THE TASK:
Scan the entries below and count the lines holding the string "screenshot". Supply only the number.

DATASET EXTRACT:
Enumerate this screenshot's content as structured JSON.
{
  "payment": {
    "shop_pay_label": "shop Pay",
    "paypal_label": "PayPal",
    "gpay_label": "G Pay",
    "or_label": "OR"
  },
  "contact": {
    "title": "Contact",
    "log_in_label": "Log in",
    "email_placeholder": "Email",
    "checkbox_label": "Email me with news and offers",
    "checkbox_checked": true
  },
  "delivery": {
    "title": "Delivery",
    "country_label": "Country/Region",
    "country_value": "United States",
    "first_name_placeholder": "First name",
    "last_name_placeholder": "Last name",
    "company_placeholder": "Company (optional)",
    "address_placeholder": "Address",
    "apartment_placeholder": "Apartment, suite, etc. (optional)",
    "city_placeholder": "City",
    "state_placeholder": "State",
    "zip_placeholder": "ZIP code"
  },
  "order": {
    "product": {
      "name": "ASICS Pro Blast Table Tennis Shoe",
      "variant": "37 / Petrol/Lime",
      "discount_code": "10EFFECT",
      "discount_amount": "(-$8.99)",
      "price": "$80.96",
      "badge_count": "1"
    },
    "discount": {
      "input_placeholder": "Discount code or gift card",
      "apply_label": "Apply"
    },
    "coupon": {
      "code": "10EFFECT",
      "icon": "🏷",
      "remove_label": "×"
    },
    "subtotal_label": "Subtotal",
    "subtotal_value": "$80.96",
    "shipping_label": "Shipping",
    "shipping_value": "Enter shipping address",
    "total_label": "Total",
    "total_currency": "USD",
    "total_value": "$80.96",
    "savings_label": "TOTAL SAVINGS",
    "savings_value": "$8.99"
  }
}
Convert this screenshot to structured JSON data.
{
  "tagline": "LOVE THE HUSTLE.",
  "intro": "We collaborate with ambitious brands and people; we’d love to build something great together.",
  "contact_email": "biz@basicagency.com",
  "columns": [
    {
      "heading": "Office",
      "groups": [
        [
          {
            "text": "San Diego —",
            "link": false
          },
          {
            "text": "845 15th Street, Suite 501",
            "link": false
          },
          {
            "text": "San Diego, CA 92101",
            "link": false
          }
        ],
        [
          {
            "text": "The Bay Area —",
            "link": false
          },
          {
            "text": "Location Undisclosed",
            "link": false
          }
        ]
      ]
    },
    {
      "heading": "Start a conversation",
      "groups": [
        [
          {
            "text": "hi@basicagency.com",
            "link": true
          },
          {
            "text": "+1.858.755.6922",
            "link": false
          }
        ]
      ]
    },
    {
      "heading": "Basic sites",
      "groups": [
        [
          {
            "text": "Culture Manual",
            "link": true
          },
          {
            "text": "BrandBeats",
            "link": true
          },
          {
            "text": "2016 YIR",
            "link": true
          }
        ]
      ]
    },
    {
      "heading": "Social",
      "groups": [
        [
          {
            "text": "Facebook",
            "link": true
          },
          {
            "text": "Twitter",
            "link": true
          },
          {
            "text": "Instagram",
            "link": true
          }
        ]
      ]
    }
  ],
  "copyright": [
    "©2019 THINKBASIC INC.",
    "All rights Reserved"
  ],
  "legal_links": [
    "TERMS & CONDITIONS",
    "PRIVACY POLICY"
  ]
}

OUTPUT OF THE TASK:
2